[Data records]
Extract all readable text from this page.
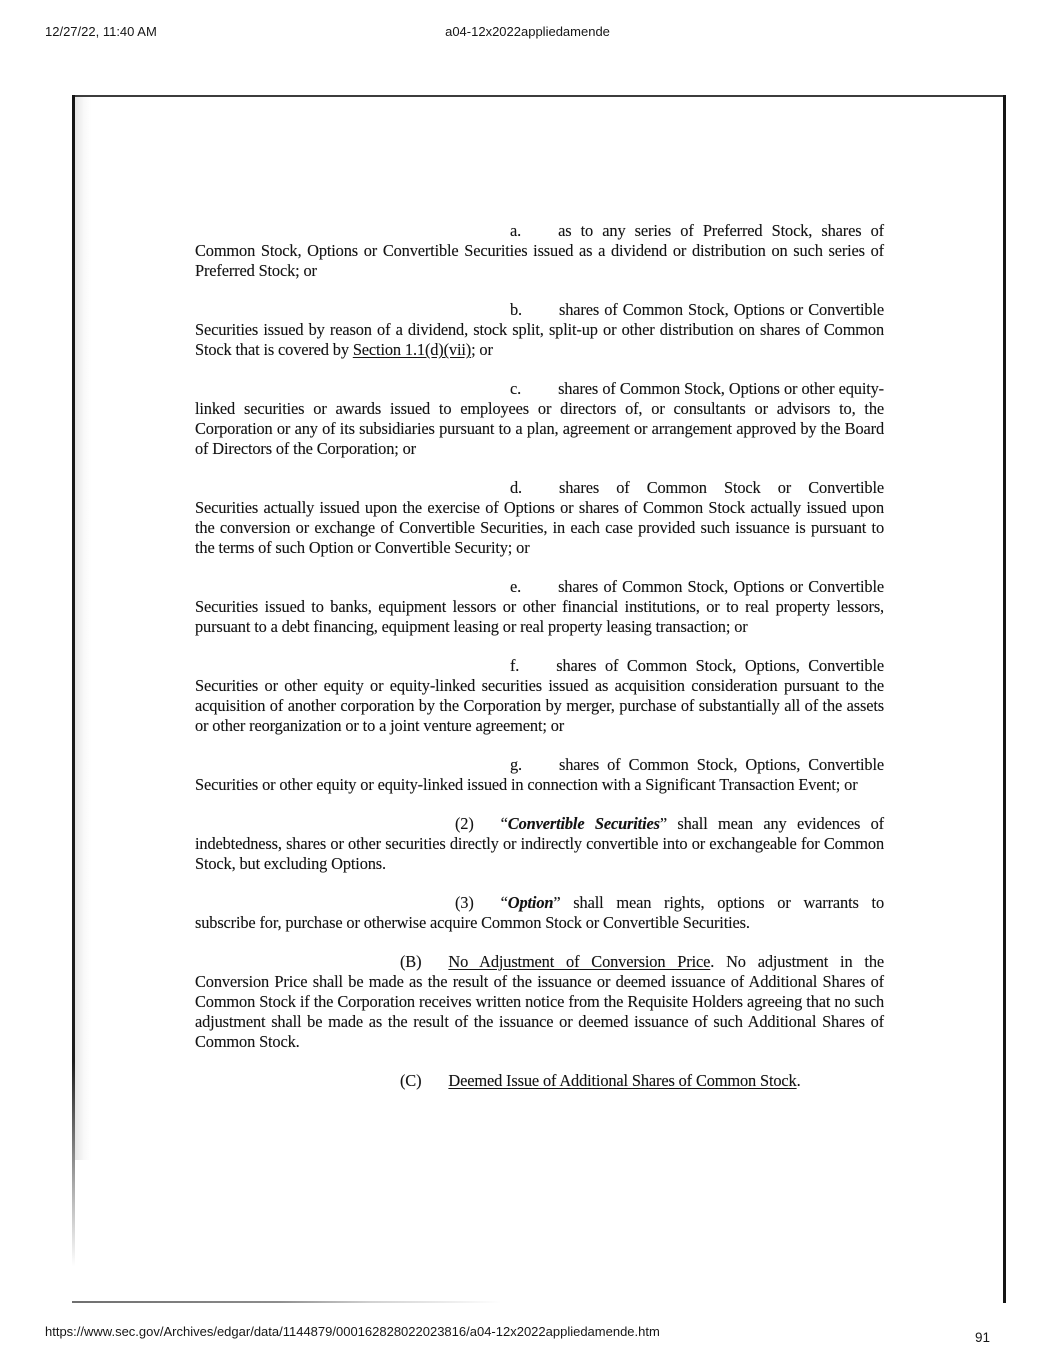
12/27/22, 11:40 AM	a04-12x2022appliedamende

a. as to any series of Preferred Stock, shares of Common Stock, Options or Convertible Securities issued as a dividend or distribution on such series of Preferred Stock; or

b. shares of Common Stock, Options or Convertible Securities issued by reason of a dividend, stock split, split-up or other distribution on shares of Common Stock that is covered by Section 1.1(d)(vii); or

c. shares of Common Stock, Options or other equity-linked securities or awards issued to employees or directors of, or consultants or advisors to, the Corporation or any of its subsidiaries pursuant to a plan, agreement or arrangement approved by the Board of Directors of the Corporation; or

d. shares of Common Stock or Convertible Securities actually issued upon the exercise of Options or shares of Common Stock actually issued upon the conversion or exchange of Convertible Securities, in each case provided such issuance is pursuant to the terms of such Option or Convertible Security; or

e. shares of Common Stock, Options or Convertible Securities issued to banks, equipment lessors or other financial institutions, or to real property lessors, pursuant to a debt financing, equipment leasing or real property leasing transaction; or

f. shares of Common Stock, Options, Convertible Securities or other equity or equity-linked securities issued as acquisition consideration pursuant to the acquisition of another corporation by the Corporation by merger, purchase of substantially all of the assets or other reorganization or to a joint venture agreement; or

g. shares of Common Stock, Options, Convertible Securities or other equity or equity-linked issued in connection with a Significant Transaction Event; or

(2) “Convertible Securities” shall mean any evidences of indebtedness, shares or other securities directly or indirectly convertible into or exchangeable for Common Stock, but excluding Options.

(3) “Option” shall mean rights, options or warrants to subscribe for, purchase or otherwise acquire Common Stock or Convertible Securities.

(B) No Adjustment of Conversion Price. No adjustment in the Conversion Price shall be made as the result of the issuance or deemed issuance of Additional Shares of Common Stock if the Corporation receives written notice from the Requisite Holders agreeing that no such adjustment shall be made as the result of the issuance or deemed issuance of such Additional Shares of Common Stock.

(C) Deemed Issue of Additional Shares of Common Stock.

https://www.sec.gov/Archives/edgar/data/1144879/000162828022023816/a04-12x2022appliedamende.htm	91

■ REQUIREMENTS ■
Without including the pictures, return each record above exactly as it stands.

■ PROBLEM SOLUTION ■
Extract all readable text from this page.
12/27/22, 11:40 AM	a04-12x2022appliedamende

a. as to any series of Preferred Stock, shares of Common Stock, Options or Convertible Securities issued as a dividend or distribution on such series of Preferred Stock; or

b. shares of Common Stock, Options or Convertible Securities issued by reason of a dividend, stock split, split-up or other distribution on shares of Common Stock that is covered by Section 1.1(d)(vii); or

c. shares of Common Stock, Options or other equity-linked securities or awards issued to employees or directors of, or consultants or advisors to, the Corporation or any of its subsidiaries pursuant to a plan, agreement or arrangement approved by the Board of Directors of the Corporation; or

d. shares of Common Stock or Convertible Securities actually issued upon the exercise of Options or shares of Common Stock actually issued upon the conversion or exchange of Convertible Securities, in each case provided such issuance is pursuant to the terms of such Option or Convertible Security; or

e. shares of Common Stock, Options or Convertible Securities issued to banks, equipment lessors or other financial institutions, or to real property lessors, pursuant to a debt financing, equipment leasing or real property leasing transaction; or

f. shares of Common Stock, Options, Convertible Securities or other equity or equity-linked securities issued as acquisition consideration pursuant to the acquisition of another corporation by the Corporation by merger, purchase of substantially all of the assets or other reorganization or to a joint venture agreement; or

g. shares of Common Stock, Options, Convertible Securities or other equity or equity-linked issued in connection with a Significant Transaction Event; or

(2) “Convertible Securities” shall mean any evidences of indebtedness, shares or other securities directly or indirectly convertible into or exchangeable for Common Stock, but excluding Options.

(3) “Option” shall mean rights, options or warrants to subscribe for, purchase or otherwise acquire Common Stock or Convertible Securities.

(B) No Adjustment of Conversion Price. No adjustment in the Conversion Price shall be made as the result of the issuance or deemed issuance of Additional Shares of Common Stock if the Corporation receives written notice from the Requisite Holders agreeing that no such adjustment shall be made as the result of the issuance or deemed issuance of such Additional Shares of Common Stock.

(C) Deemed Issue of Additional Shares of Common Stock.

https://www.sec.gov/Archives/edgar/data/1144879/000162828022023816/a04-12x2022appliedamende.htm	91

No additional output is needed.